===== Data lines =====
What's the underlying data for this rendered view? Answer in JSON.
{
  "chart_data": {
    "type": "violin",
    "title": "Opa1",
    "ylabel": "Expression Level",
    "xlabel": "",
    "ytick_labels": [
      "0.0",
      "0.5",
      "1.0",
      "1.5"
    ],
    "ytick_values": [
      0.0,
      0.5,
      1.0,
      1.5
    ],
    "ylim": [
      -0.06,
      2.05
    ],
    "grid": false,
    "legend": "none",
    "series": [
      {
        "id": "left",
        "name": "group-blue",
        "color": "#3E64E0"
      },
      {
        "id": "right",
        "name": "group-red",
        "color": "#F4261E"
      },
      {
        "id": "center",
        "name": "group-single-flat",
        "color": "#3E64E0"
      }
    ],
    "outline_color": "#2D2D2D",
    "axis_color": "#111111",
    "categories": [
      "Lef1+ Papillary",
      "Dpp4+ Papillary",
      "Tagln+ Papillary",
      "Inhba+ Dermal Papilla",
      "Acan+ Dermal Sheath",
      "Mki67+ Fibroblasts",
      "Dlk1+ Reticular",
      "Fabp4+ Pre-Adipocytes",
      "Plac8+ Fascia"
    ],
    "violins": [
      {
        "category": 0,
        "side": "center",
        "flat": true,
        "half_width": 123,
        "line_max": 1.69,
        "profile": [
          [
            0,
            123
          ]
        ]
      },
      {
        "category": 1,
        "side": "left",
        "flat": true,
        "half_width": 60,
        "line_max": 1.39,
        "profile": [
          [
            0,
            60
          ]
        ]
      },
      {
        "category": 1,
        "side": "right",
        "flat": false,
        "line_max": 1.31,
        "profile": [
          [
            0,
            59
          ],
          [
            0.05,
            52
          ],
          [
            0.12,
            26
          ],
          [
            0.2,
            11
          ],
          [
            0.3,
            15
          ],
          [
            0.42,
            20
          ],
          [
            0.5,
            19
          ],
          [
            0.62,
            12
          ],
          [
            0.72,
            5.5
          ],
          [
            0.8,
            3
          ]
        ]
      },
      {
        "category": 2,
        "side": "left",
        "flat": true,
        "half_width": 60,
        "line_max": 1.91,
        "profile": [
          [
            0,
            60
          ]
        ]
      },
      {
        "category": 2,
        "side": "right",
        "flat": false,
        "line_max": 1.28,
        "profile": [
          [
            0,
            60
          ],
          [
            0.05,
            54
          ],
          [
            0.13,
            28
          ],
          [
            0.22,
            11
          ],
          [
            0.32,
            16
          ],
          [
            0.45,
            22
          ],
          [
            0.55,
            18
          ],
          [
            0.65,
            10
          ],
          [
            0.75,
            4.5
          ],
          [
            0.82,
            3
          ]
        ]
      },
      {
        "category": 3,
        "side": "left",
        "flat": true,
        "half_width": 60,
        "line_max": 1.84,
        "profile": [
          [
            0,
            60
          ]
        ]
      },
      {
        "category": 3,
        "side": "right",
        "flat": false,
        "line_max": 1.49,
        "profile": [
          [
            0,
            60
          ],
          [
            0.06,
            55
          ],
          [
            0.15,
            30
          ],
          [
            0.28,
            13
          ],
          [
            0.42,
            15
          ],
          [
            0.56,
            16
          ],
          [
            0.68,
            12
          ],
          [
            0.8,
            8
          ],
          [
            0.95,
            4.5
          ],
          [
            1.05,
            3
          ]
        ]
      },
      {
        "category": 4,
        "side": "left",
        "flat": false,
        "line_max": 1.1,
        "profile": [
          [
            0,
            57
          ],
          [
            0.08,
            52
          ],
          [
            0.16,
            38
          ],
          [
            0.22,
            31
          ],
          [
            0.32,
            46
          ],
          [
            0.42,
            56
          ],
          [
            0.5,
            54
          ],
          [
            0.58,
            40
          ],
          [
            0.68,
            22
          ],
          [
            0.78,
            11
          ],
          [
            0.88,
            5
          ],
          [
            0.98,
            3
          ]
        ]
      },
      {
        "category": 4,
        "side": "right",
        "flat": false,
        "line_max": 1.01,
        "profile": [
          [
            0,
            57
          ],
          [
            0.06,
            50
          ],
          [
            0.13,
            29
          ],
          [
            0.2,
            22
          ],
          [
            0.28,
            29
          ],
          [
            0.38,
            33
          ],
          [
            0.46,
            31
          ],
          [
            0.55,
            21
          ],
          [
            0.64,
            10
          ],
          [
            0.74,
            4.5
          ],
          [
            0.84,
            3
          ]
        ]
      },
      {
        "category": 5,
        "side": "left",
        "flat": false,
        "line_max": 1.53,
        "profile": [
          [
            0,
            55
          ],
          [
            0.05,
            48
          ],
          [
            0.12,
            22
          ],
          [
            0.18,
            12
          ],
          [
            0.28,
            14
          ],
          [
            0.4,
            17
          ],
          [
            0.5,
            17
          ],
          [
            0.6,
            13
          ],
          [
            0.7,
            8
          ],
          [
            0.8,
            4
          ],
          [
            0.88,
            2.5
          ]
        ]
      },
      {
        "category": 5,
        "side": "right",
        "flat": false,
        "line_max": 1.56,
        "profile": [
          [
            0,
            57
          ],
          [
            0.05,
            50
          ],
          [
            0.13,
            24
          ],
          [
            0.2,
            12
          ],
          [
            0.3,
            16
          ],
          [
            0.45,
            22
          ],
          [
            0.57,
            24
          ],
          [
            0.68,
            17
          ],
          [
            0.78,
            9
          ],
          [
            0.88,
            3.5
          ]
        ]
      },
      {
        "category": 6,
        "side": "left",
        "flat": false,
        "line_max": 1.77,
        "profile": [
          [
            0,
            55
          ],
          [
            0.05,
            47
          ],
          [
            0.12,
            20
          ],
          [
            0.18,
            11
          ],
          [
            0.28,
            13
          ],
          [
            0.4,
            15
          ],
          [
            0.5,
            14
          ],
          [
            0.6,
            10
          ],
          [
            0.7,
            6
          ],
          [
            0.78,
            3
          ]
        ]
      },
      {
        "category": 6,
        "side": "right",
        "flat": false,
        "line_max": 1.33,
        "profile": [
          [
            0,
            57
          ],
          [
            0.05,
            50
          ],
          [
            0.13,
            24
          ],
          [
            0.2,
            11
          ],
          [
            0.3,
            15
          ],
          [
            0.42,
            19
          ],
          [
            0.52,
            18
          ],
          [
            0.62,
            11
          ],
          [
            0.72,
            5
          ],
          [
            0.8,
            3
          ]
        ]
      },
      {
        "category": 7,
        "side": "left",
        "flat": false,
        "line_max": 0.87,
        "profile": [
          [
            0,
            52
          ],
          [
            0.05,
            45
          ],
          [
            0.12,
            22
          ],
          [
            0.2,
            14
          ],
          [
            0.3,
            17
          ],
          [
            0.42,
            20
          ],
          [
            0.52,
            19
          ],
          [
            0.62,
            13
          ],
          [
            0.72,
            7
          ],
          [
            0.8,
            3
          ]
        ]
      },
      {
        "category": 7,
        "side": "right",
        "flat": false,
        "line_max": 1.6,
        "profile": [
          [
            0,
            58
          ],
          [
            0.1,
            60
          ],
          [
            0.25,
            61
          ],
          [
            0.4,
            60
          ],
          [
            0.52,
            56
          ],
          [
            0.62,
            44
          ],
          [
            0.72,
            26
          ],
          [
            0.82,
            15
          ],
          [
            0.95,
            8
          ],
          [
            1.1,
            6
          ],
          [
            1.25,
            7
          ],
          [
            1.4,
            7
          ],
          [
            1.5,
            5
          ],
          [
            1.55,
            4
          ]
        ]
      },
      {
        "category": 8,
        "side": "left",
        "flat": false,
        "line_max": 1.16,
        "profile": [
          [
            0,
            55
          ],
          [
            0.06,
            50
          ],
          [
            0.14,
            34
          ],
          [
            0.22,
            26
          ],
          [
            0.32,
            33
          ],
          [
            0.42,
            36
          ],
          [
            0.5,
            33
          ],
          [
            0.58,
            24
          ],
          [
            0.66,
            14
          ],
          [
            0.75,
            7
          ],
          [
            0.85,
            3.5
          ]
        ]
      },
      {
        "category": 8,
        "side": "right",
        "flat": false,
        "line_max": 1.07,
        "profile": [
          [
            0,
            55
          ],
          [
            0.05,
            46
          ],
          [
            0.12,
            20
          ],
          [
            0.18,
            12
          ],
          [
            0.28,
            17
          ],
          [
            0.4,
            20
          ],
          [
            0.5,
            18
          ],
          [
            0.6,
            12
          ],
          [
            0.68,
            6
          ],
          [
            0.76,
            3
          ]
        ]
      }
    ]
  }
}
=====
- Challenge
Report only the number of lines that hold the word "Dermal".

- Solution to this problem
2